[Element position data]
--- start ---

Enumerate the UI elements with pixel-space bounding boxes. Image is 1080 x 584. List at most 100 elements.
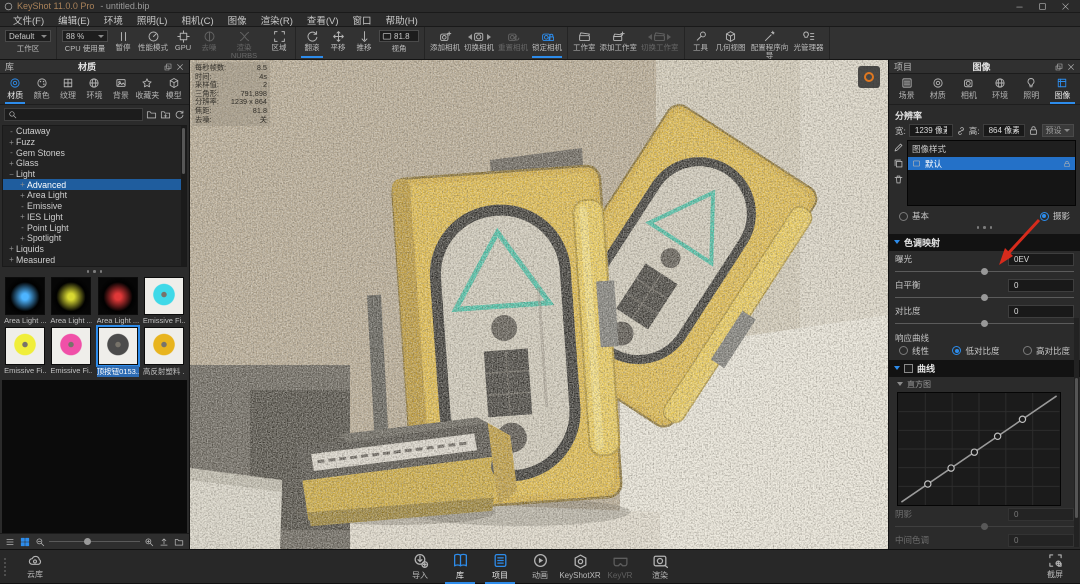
curve-checkbox[interactable] [904, 364, 913, 373]
toolbar-button-添加相机[interactable]: 添加相机 [428, 28, 462, 58]
toolbar-button-GPU[interactable]: GPU [170, 28, 196, 58]
curve-header[interactable]: 曲线 [889, 360, 1080, 377]
tree-scrollbar-thumb[interactable] [182, 128, 185, 174]
list-view-icon[interactable] [5, 537, 15, 547]
grid-view-icon[interactable] [20, 537, 30, 547]
thumbnail-size-knob[interactable] [84, 538, 91, 545]
slider-input-对比度[interactable] [1012, 306, 1070, 317]
width-input[interactable] [913, 125, 949, 136]
toolbar-button-添加工作室[interactable]: 添加工作室 [598, 28, 640, 58]
dock-item-项目[interactable]: 项目 [481, 550, 519, 584]
tree-expander[interactable]: + [18, 212, 27, 221]
material-thumb-高反射塑料 ...[interactable]: 高反射塑料 ... [142, 327, 186, 377]
dock-item-导入[interactable]: 导入 [401, 550, 439, 584]
lock-icon[interactable] [1028, 125, 1039, 136]
histogram-row[interactable]: 直方图 [889, 377, 1080, 392]
tree-item-Gem Stones[interactable]: -Gem Stones [3, 147, 186, 158]
library-tab-颜色[interactable]: 颜色 [28, 77, 54, 104]
tree-expander[interactable]: − [7, 170, 16, 179]
material-thumb-Area Light ...[interactable]: Area Light ... [49, 277, 93, 325]
tree-item-Liquids[interactable]: +Liquids [3, 244, 186, 255]
value-box[interactable]: 81.8 [379, 30, 419, 42]
tree-expander[interactable]: + [18, 234, 27, 243]
slider-track-对比度[interactable] [895, 319, 1074, 329]
slider-row-曝光[interactable]: 曝光 [889, 251, 1080, 277]
style-mode-basic[interactable]: 基本 [899, 210, 929, 222]
toolbar-button-翻滚[interactable]: 翻滚 [299, 28, 325, 58]
slider-value-field[interactable] [1008, 253, 1074, 266]
material-thumb-Area Light ...[interactable]: Area Light ... [3, 277, 47, 325]
duplicate-style-icon[interactable] [893, 158, 904, 169]
dock-item-KeyShotXR[interactable]: KeyShotXR [561, 550, 599, 584]
material-thumb-Emissive Fi...[interactable]: Emissive Fi... [49, 327, 93, 377]
response-option-高对比度[interactable]: 高对比度 [1023, 345, 1070, 357]
tree-item-Spotlight[interactable]: +Spotlight [3, 233, 186, 244]
library-tab-收藏夹[interactable]: 收藏夹 [134, 77, 160, 104]
preset-dropdown[interactable]: 预设 [1042, 124, 1075, 137]
slider-knob[interactable] [981, 320, 988, 327]
refresh-icon[interactable] [174, 109, 185, 120]
toolbar-button-暂停[interactable]: 暂停 [110, 28, 136, 58]
response-radio[interactable] [1023, 346, 1032, 355]
tree-expander[interactable]: - [18, 202, 27, 211]
slider-knob[interactable] [981, 294, 988, 301]
toolbar-button-区域[interactable]: 区域 [266, 28, 292, 58]
dock-item-screenshot[interactable]: 截屏 [1036, 550, 1074, 584]
add-style-icon[interactable] [893, 142, 904, 153]
toolbar-button-切换相机[interactable]: 切换相机 [462, 28, 496, 58]
minimize-button[interactable] [1015, 2, 1024, 11]
photographic-radio[interactable] [1040, 212, 1049, 221]
library-float-icon[interactable] [164, 63, 172, 71]
menu-item[interactable]: 相机(C) [174, 13, 220, 27]
project-close-icon[interactable] [1067, 63, 1075, 71]
slider-input-白平衡[interactable] [1012, 280, 1070, 291]
response-option-低对比度[interactable]: 低对比度 [952, 345, 999, 357]
tree-expander[interactable]: + [7, 244, 16, 253]
tree-scrollbar[interactable] [181, 126, 186, 266]
library-tab-模型[interactable]: 模型 [161, 77, 187, 104]
project-tab-环境[interactable]: 环境 [985, 77, 1016, 104]
width-field[interactable] [909, 124, 953, 137]
toolbar-button-推移[interactable]: 推移 [351, 28, 377, 58]
height-input[interactable] [987, 125, 1021, 136]
tree-item-Area Light[interactable]: +Area Light [3, 190, 186, 201]
curve-graph[interactable] [897, 392, 1072, 506]
tree-expander[interactable]: + [18, 191, 27, 200]
response-option-线性[interactable]: 线性 [899, 345, 929, 357]
tree-expander[interactable]: + [7, 159, 16, 168]
folder-icon[interactable] [174, 537, 184, 547]
library-tab-环境[interactable]: 环境 [81, 77, 107, 104]
panel-scrollbar[interactable] [1074, 318, 1079, 547]
project-tab-相机[interactable]: 相机 [953, 77, 984, 104]
tree-expander[interactable]: + [7, 255, 16, 264]
link-icon[interactable] [956, 126, 966, 136]
style-mode-photographic[interactable]: 摄影 [1040, 210, 1070, 222]
toolbar-button-工具[interactable]: 工具 [688, 28, 714, 58]
tree-expander[interactable]: + [7, 138, 16, 147]
toolbar-button-锁定相机[interactable]: 锁定相机 [530, 28, 564, 58]
menu-item[interactable]: 图像 [221, 13, 254, 27]
thumbnail-size-slider[interactable] [49, 541, 140, 542]
toolbar-dropdown-CPU 使用量[interactable]: 88 %CPU 使用量 [60, 28, 110, 58]
library-tab-背景[interactable]: 背景 [108, 77, 134, 104]
realtime-viewport[interactable]: 每秒帧数:8.5时间:4s采样值:2三角形:791,898分辨率:1239 x … [190, 60, 888, 549]
scrollbar-thumb[interactable] [1075, 378, 1078, 518]
library-tab-材质[interactable]: 材质 [2, 77, 28, 104]
library-search-field[interactable] [4, 108, 143, 121]
zoom-out-icon[interactable] [35, 537, 45, 547]
panel-splitter-handle[interactable] [889, 223, 1080, 232]
image-style-item-default[interactable]: 默认 [908, 157, 1075, 170]
toolbar-dropdown-工作区[interactable]: Default工作区 [3, 28, 53, 58]
height-field[interactable] [983, 124, 1025, 137]
material-thumb-Emissive Fi...[interactable]: Emissive Fi... [3, 327, 47, 377]
library-tab-纹理[interactable]: 纹理 [55, 77, 81, 104]
toolbar-value-视角[interactable]: 81.8视角 [377, 28, 421, 58]
search-input[interactable] [20, 109, 139, 120]
tone-mapping-header[interactable]: 色调映射 [889, 234, 1080, 251]
menu-item[interactable]: 渲染(R) [254, 13, 300, 27]
menu-item[interactable]: 照明(L) [130, 13, 175, 27]
tree-item-Point Light[interactable]: -Point Light [3, 222, 186, 233]
tree-expander[interactable]: + [18, 180, 27, 189]
toolbar-button-工作室[interactable]: 工作室 [571, 28, 598, 58]
tree-item-Measured[interactable]: +Measured [3, 254, 186, 265]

--- end ---

### DO THIS
Copy every line of the data above word for word, and leave the pictures out of your copy.

### ANSWER TO THIS PROBLEM
Enumerate the UI elements with pixel-space bounding boxes. Image is 1080 x 584. List at most 100 elements.
curve-checkbox[interactable] [904, 364, 913, 373]
toolbar-button-添加相机[interactable]: 添加相机 [428, 28, 462, 58]
toolbar-button-GPU[interactable]: GPU [170, 28, 196, 58]
curve-header[interactable]: 曲线 [889, 360, 1080, 377]
tree-scrollbar-thumb[interactable] [182, 128, 185, 174]
list-view-icon[interactable] [5, 537, 15, 547]
grid-view-icon[interactable] [20, 537, 30, 547]
thumbnail-size-knob[interactable] [84, 538, 91, 545]
slider-input-对比度[interactable] [1012, 306, 1070, 317]
width-input[interactable] [913, 125, 949, 136]
toolbar-button-添加工作室[interactable]: 添加工作室 [598, 28, 640, 58]
dock-item-项目[interactable]: 项目 [481, 550, 519, 584]
tree-expander[interactable]: + [18, 212, 27, 221]
material-thumb-高反射塑料 ...[interactable]: 高反射塑料 ... [142, 327, 186, 377]
dock-item-导入[interactable]: 导入 [401, 550, 439, 584]
lock-icon[interactable] [1028, 125, 1039, 136]
histogram-row[interactable]: 直方图 [889, 377, 1080, 392]
tree-item-Gem Stones[interactable]: -Gem Stones [3, 147, 186, 158]
library-tab-颜色[interactable]: 颜色 [28, 77, 54, 104]
tree-expander[interactable]: − [7, 170, 16, 179]
material-thumb-Area Light ...[interactable]: Area Light ... [49, 277, 93, 325]
tree-item-Liquids[interactable]: +Liquids [3, 244, 186, 255]
value-box[interactable]: 81.8 [379, 30, 419, 42]
tree-expander[interactable]: + [18, 234, 27, 243]
slider-track-对比度[interactable] [895, 319, 1074, 329]
slider-row-曝光[interactable]: 曝光 [889, 251, 1080, 277]
style-mode-basic[interactable]: 基本 [899, 210, 929, 222]
toolbar-button-翻滚[interactable]: 翻滚 [299, 28, 325, 58]
slider-value-field[interactable] [1008, 253, 1074, 266]
material-thumb-Area Light ...[interactable]: Area Light ... [3, 277, 47, 325]
duplicate-style-icon[interactable] [893, 158, 904, 169]
dock-item-KeyShotXR[interactable]: KeyShotXR [561, 550, 599, 584]
material-thumb-Emissive Fi...[interactable]: Emissive Fi... [49, 327, 93, 377]
response-option-高对比度[interactable]: 高对比度 [1023, 345, 1070, 357]
tree-item-Spotlight[interactable]: +Spotlight [3, 233, 186, 244]
library-tab-收藏夹[interactable]: 收藏夹 [134, 77, 160, 104]
preset-dropdown[interactable]: 预设 [1042, 124, 1075, 137]
slider-knob[interactable] [981, 320, 988, 327]
refresh-icon[interactable] [174, 109, 185, 120]
toolbar-button-暂停[interactable]: 暂停 [110, 28, 136, 58]
response-radio[interactable] [1023, 346, 1032, 355]
tree-expander[interactable]: - [18, 202, 27, 211]
slider-knob[interactable] [981, 294, 988, 301]
toolbar-button-区域[interactable]: 区域 [266, 28, 292, 58]
dock-item-screenshot[interactable]: 截屏 [1036, 550, 1074, 584]
add-style-icon[interactable] [893, 142, 904, 153]
toolbar-button-切换相机[interactable]: 切换相机 [462, 28, 496, 58]
minimize-button[interactable] [1015, 2, 1024, 11]
photographic-radio[interactable] [1040, 212, 1049, 221]
library-float-icon[interactable] [164, 63, 172, 71]
menu-item[interactable]: 相机(C) [174, 13, 220, 27]
project-close-icon[interactable] [1067, 63, 1075, 71]
slider-input-白平衡[interactable] [1012, 280, 1070, 291]
response-option-低对比度[interactable]: 低对比度 [952, 345, 999, 357]
tree-expander[interactable]: + [7, 244, 16, 253]
tree-scrollbar[interactable] [181, 126, 186, 266]
library-tab-模型[interactable]: 模型 [161, 77, 187, 104]
project-tab-环境[interactable]: 环境 [985, 77, 1016, 104]
width-field[interactable] [909, 124, 953, 137]
toolbar-button-推移[interactable]: 推移 [351, 28, 377, 58]
height-input[interactable] [987, 125, 1021, 136]
tree-item-Area Light[interactable]: +Area Light [3, 190, 186, 201]
curve-graph[interactable] [897, 392, 1072, 506]
tree-expander[interactable]: + [18, 191, 27, 200]
response-option-线性[interactable]: 线性 [899, 345, 929, 357]
tree-expander[interactable]: + [7, 159, 16, 168]
folder-icon[interactable] [174, 537, 184, 547]
library-tab-环境[interactable]: 环境 [81, 77, 107, 104]
panel-scrollbar[interactable] [1074, 318, 1079, 547]
project-tab-相机[interactable]: 相机 [953, 77, 984, 104]
tree-expander[interactable]: + [7, 255, 16, 264]
link-icon[interactable] [956, 126, 966, 136]
style-mode-photographic[interactable]: 摄影 [1040, 210, 1070, 222]
toolbar-button-工具[interactable]: 工具 [688, 28, 714, 58]
tree-expander[interactable]: + [7, 138, 16, 147]
toolbar-button-锁定相机[interactable]: 锁定相机 [530, 28, 564, 58]
menu-item[interactable]: 图像 [221, 13, 254, 27]
thumbnail-size-slider[interactable] [49, 541, 140, 542]
toolbar-dropdown-CPU 使用量[interactable]: 88 %CPU 使用量 [60, 28, 110, 58]
library-tab-背景[interactable]: 背景 [108, 77, 134, 104]
realtime-viewport[interactable]: 每秒帧数:8.5时间:4s采样值:2三角形:791,898分辨率:1239 x … [190, 60, 888, 549]
scrollbar-thumb[interactable] [1075, 378, 1078, 518]
library-tab-材质[interactable]: 材质 [2, 77, 28, 104]
library-search-field[interactable] [4, 108, 143, 121]
zoom-out-icon[interactable] [35, 537, 45, 547]
panel-splitter-handle[interactable] [889, 223, 1080, 232]
image-style-item-default[interactable]: 默认 [908, 157, 1075, 170]
toolbar-dropdown-工作区[interactable]: Default工作区 [3, 28, 53, 58]
height-field[interactable] [983, 124, 1025, 137]
material-thumb-Emissive Fi...[interactable]: Emissive Fi... [3, 327, 47, 377]
library-tab-纹理[interactable]: 纹理 [55, 77, 81, 104]
toolbar-value-视角[interactable]: 81.8视角 [377, 28, 421, 58]
search-input[interactable] [20, 109, 139, 120]
tone-mapping-header[interactable]: 色调映射 [889, 234, 1080, 251]
menu-item[interactable]: 渲染(R) [254, 13, 300, 27]
menu-item[interactable]: 照明(L) [130, 13, 175, 27]
tree-item-Point Light[interactable]: -Point Light [3, 222, 186, 233]
tree-expander[interactable]: + [18, 180, 27, 189]
toolbar-button-工作室[interactable]: 工作室 [571, 28, 598, 58]
tree-item-Measured[interactable]: +Measured [3, 254, 186, 265]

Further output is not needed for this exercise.